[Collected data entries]
— Begin —
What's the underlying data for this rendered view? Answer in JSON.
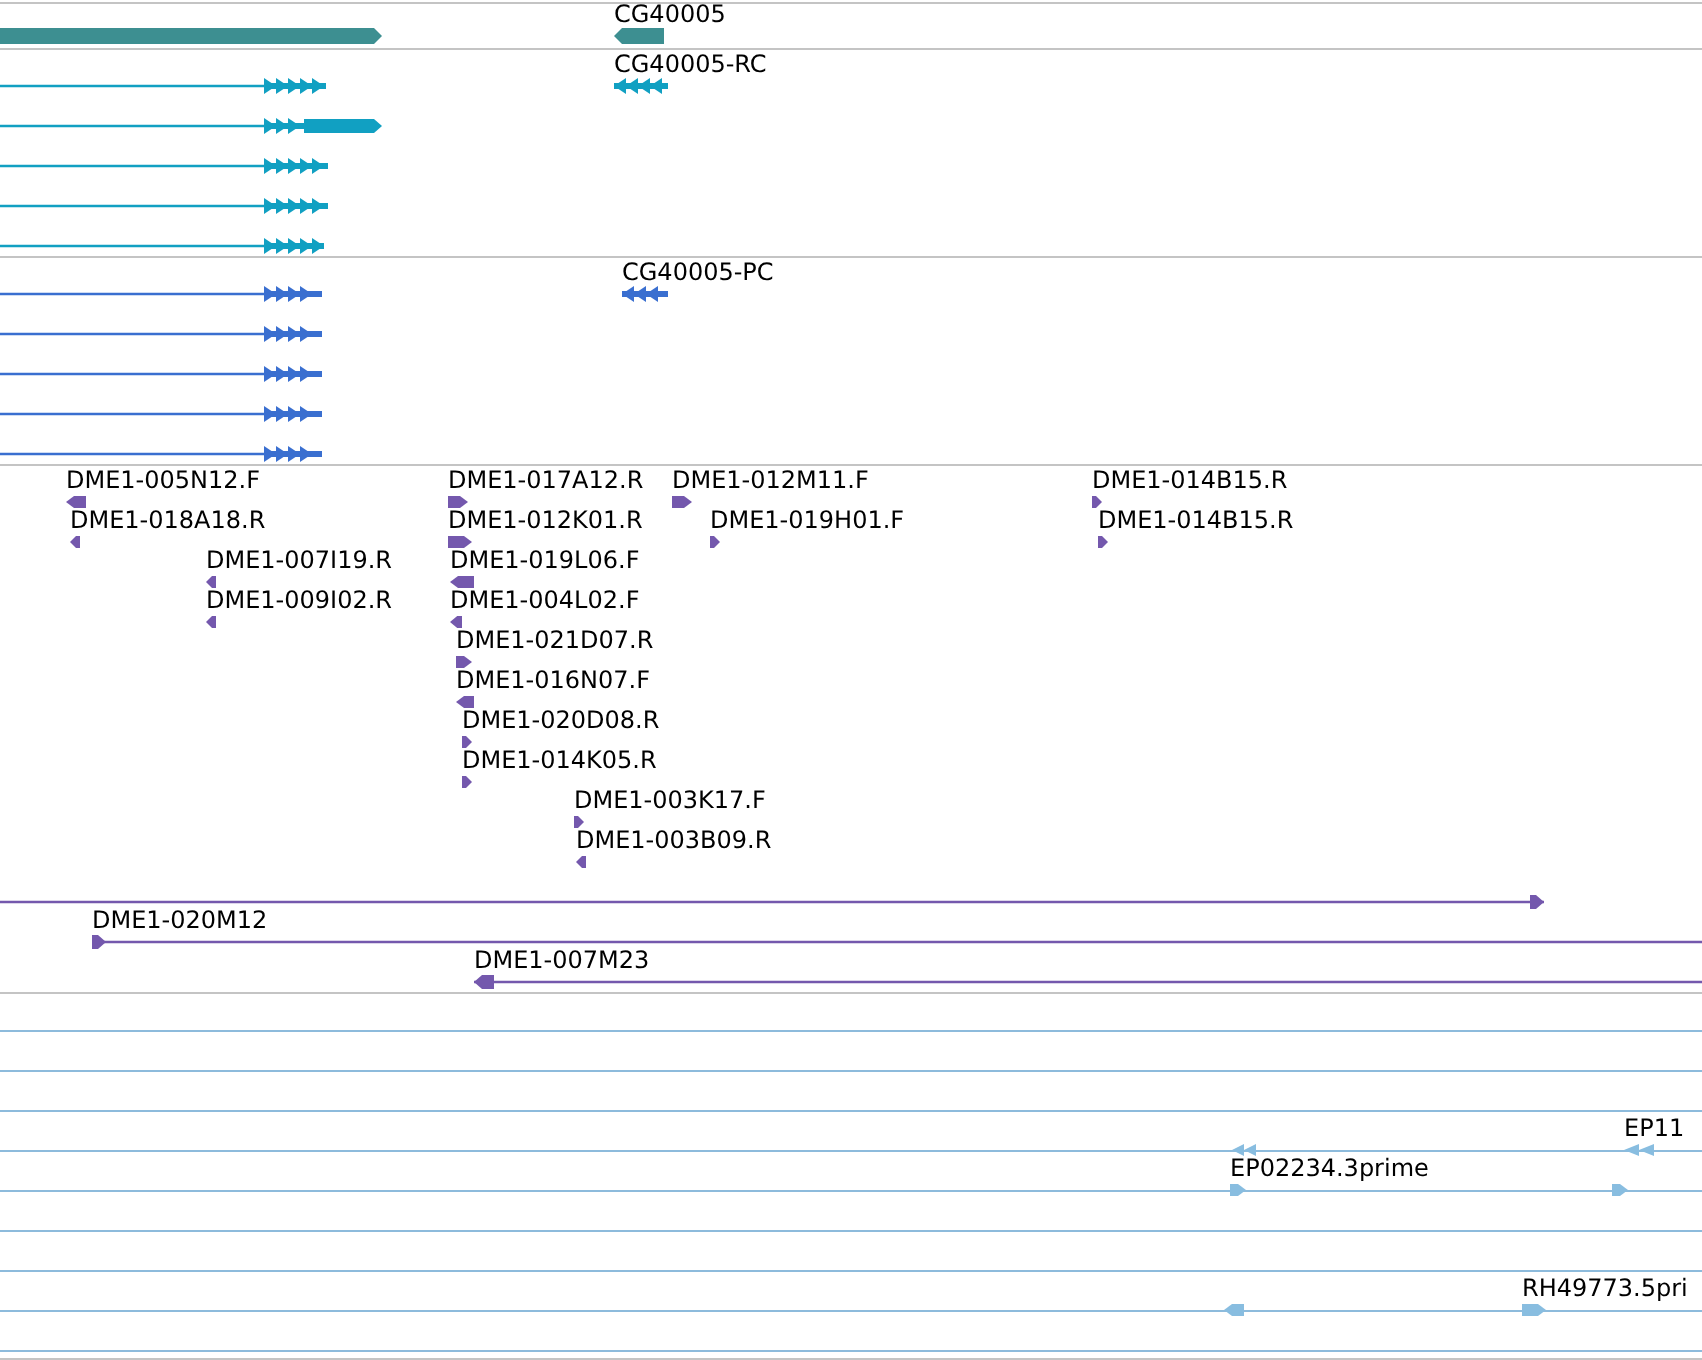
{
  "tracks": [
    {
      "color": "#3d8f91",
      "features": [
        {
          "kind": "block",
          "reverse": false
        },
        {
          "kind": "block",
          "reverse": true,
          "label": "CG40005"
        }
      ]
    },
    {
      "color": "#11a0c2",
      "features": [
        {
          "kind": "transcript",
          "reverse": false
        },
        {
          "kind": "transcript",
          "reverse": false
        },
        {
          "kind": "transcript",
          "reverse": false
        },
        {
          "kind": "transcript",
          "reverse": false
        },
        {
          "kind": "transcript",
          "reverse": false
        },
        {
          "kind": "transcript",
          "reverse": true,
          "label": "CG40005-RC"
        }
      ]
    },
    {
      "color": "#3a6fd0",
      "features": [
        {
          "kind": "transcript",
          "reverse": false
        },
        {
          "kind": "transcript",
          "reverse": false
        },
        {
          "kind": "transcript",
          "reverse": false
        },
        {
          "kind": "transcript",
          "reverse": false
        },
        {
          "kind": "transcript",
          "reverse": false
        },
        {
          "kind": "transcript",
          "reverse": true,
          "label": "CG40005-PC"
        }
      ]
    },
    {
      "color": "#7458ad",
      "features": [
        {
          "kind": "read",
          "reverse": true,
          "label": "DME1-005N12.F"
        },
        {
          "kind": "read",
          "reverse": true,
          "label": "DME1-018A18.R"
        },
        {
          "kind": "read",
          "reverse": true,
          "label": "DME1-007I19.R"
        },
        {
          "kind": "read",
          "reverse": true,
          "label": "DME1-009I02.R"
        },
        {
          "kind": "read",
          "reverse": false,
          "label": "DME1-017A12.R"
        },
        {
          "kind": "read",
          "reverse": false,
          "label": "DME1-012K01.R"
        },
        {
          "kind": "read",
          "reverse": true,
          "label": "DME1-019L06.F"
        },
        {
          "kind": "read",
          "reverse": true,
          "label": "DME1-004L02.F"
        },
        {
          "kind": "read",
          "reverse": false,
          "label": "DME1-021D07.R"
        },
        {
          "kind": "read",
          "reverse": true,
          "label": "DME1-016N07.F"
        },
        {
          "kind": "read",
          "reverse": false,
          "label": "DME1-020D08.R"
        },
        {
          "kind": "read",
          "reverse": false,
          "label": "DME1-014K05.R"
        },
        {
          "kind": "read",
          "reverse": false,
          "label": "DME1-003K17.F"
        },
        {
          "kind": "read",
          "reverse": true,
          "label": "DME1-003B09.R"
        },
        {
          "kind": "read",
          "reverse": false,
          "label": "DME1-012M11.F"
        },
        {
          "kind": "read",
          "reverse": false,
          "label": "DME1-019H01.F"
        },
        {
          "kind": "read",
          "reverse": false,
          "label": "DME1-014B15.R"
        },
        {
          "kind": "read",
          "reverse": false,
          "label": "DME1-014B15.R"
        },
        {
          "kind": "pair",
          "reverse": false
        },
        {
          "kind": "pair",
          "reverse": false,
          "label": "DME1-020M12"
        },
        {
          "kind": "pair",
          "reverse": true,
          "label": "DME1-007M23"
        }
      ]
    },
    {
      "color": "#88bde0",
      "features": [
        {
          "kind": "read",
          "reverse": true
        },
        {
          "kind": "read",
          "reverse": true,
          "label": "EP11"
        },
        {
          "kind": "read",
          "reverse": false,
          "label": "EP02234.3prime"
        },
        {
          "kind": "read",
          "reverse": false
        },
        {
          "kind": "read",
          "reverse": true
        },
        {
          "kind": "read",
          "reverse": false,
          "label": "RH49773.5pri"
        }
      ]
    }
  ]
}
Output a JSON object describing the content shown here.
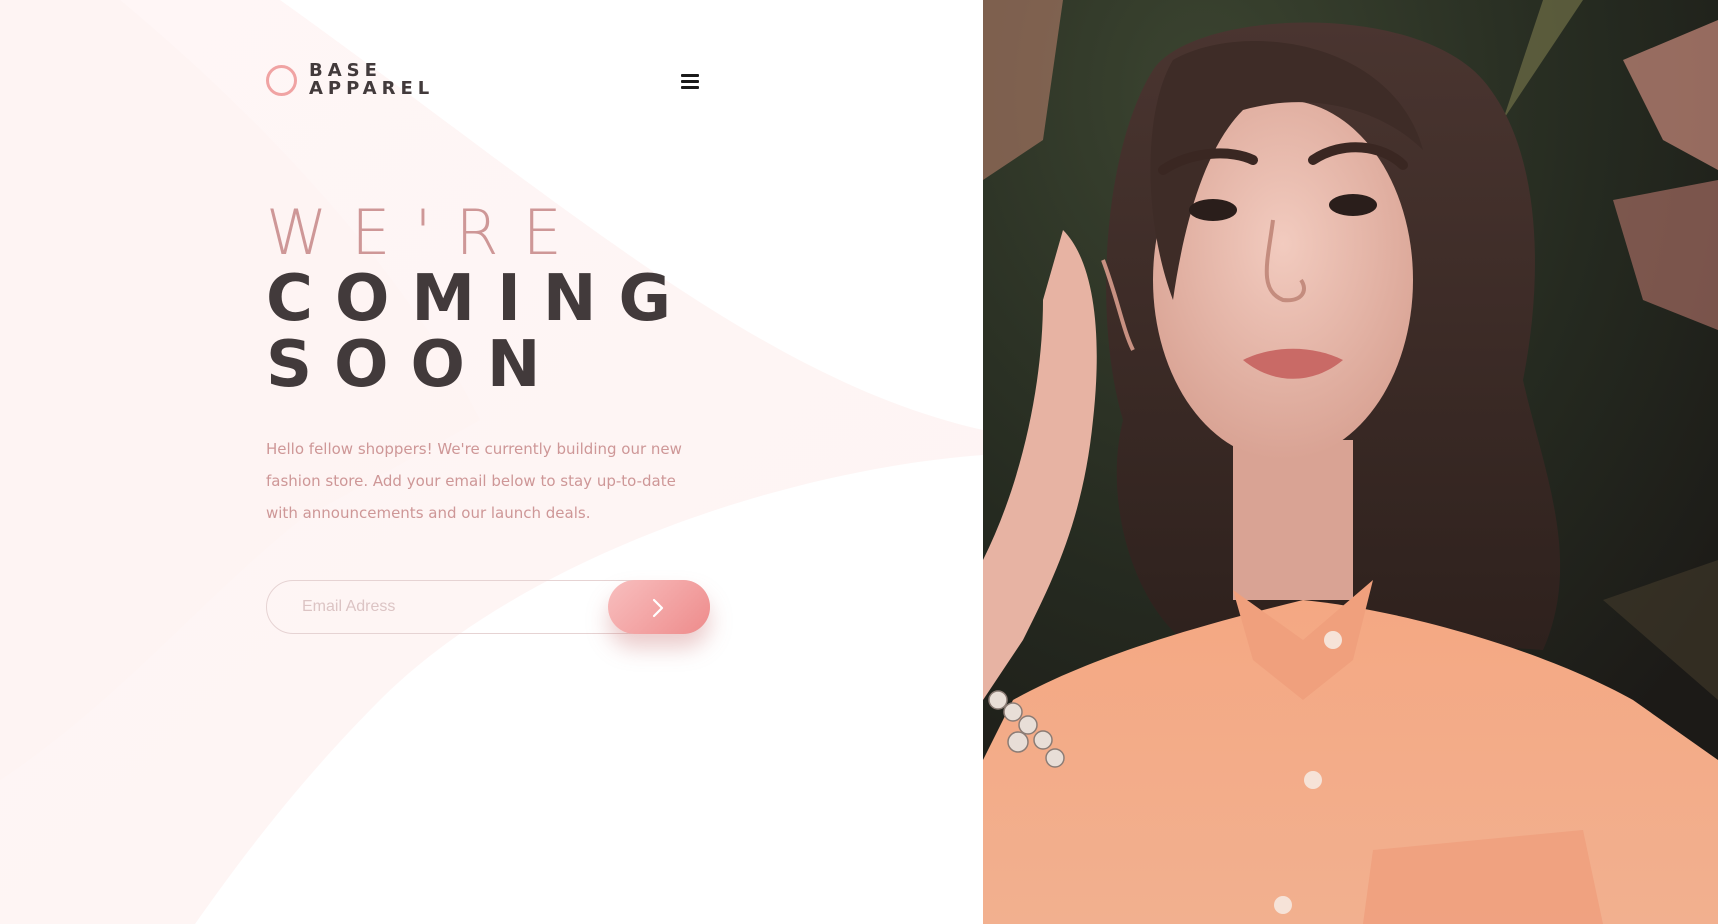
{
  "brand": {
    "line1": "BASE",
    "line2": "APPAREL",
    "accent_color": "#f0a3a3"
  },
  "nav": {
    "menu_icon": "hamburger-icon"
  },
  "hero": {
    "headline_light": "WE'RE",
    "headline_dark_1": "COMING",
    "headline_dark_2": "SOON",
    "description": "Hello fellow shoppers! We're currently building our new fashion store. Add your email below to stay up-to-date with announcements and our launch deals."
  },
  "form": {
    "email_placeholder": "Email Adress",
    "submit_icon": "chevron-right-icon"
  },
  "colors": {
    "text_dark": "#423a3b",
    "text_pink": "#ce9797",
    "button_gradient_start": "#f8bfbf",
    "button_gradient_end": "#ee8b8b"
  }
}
— End —
→ What is expected
Reproduce all of the entries word for word, skipping any pictures they hold.

→ Exercise output
What's the underlying data for this rendered view? Answer in JSON.
{
  "tracks": [
    {
      "color": "#3d8f91",
      "features": [
        {
          "kind": "block",
          "reverse": false
        },
        {
          "kind": "block",
          "reverse": true,
          "label": "CG40005"
        }
      ]
    },
    {
      "color": "#11a0c2",
      "features": [
        {
          "kind": "transcript",
          "reverse": false
        },
        {
          "kind": "transcript",
          "reverse": false
        },
        {
          "kind": "transcript",
          "reverse": false
        },
        {
          "kind": "transcript",
          "reverse": false
        },
        {
          "kind": "transcript",
          "reverse": false
        },
        {
          "kind": "transcript",
          "reverse": true,
          "label": "CG40005-RC"
        }
      ]
    },
    {
      "color": "#3a6fd0",
      "features": [
        {
          "kind": "transcript",
          "reverse": false
        },
        {
          "kind": "transcript",
          "reverse": false
        },
        {
          "kind": "transcript",
          "reverse": false
        },
        {
          "kind": "transcript",
          "reverse": false
        },
        {
          "kind": "transcript",
          "reverse": false
        },
        {
          "kind": "transcript",
          "reverse": true,
          "label": "CG40005-PC"
        }
      ]
    },
    {
      "color": "#7458ad",
      "features": [
        {
          "kind": "read",
          "reverse": true,
          "label": "DME1-005N12.F"
        },
        {
          "kind": "read",
          "reverse": true,
          "label": "DME1-018A18.R"
        },
        {
          "kind": "read",
          "reverse": true,
          "label": "DME1-007I19.R"
        },
        {
          "kind": "read",
          "reverse": true,
          "label": "DME1-009I02.R"
        },
        {
          "kind": "read",
          "reverse": false,
          "label": "DME1-017A12.R"
        },
        {
          "kind": "read",
          "reverse": false,
          "label": "DME1-012K01.R"
        },
        {
          "kind": "read",
          "reverse": true,
          "label": "DME1-019L06.F"
        },
        {
          "kind": "read",
          "reverse": true,
          "label": "DME1-004L02.F"
        },
        {
          "kind": "read",
          "reverse": false,
          "label": "DME1-021D07.R"
        },
        {
          "kind": "read",
          "reverse": true,
          "label": "DME1-016N07.F"
        },
        {
          "kind": "read",
          "reverse": false,
          "label": "DME1-020D08.R"
        },
        {
          "kind": "read",
          "reverse": false,
          "label": "DME1-014K05.R"
        },
        {
          "kind": "read",
          "reverse": false,
          "label": "DME1-003K17.F"
        },
        {
          "kind": "read",
          "reverse": true,
          "label": "DME1-003B09.R"
        },
        {
          "kind": "read",
          "reverse": false,
          "label": "DME1-012M11.F"
        },
        {
          "kind": "read",
          "reverse": false,
          "label": "DME1-019H01.F"
        },
        {
          "kind": "read",
          "reverse": false,
          "label": "DME1-014B15.R"
        },
        {
          "kind": "read",
          "reverse": false,
          "label": "DME1-014B15.R"
        },
        {
          "kind": "pair",
          "reverse": false
        },
        {
          "kind": "pair",
          "reverse": false,
          "label": "DME1-020M12"
        },
        {
          "kind": "pair",
          "reverse": true,
          "label": "DME1-007M23"
        }
      ]
    },
    {
      "color": "#88bde0",
      "features": [
        {
          "kind": "read",
          "reverse": true
        },
        {
          "kind": "read",
          "reverse": true,
          "label": "EP11"
        },
        {
          "kind": "read",
          "reverse": false,
          "label": "EP02234.3prime"
        },
        {
          "kind": "read",
          "reverse": false
        },
        {
          "kind": "read",
          "reverse": true
        },
        {
          "kind": "read",
          "reverse": false,
          "label": "RH49773.5pri"
        }
      ]
    }
  ]
}
Output a JSON object describing the content shown here.
{
  "brand": {
    "line1": "BASE",
    "line2": "APPAREL",
    "accent_color": "#f0a3a3"
  },
  "nav": {
    "menu_icon": "hamburger-icon"
  },
  "hero": {
    "headline_light": "WE'RE",
    "headline_dark_1": "COMING",
    "headline_dark_2": "SOON",
    "description": "Hello fellow shoppers! We're currently building our new fashion store. Add your email below to stay up-to-date with announcements and our launch deals."
  },
  "form": {
    "email_placeholder": "Email Adress",
    "submit_icon": "chevron-right-icon"
  },
  "colors": {
    "text_dark": "#423a3b",
    "text_pink": "#ce9797",
    "button_gradient_start": "#f8bfbf",
    "button_gradient_end": "#ee8b8b"
  }
}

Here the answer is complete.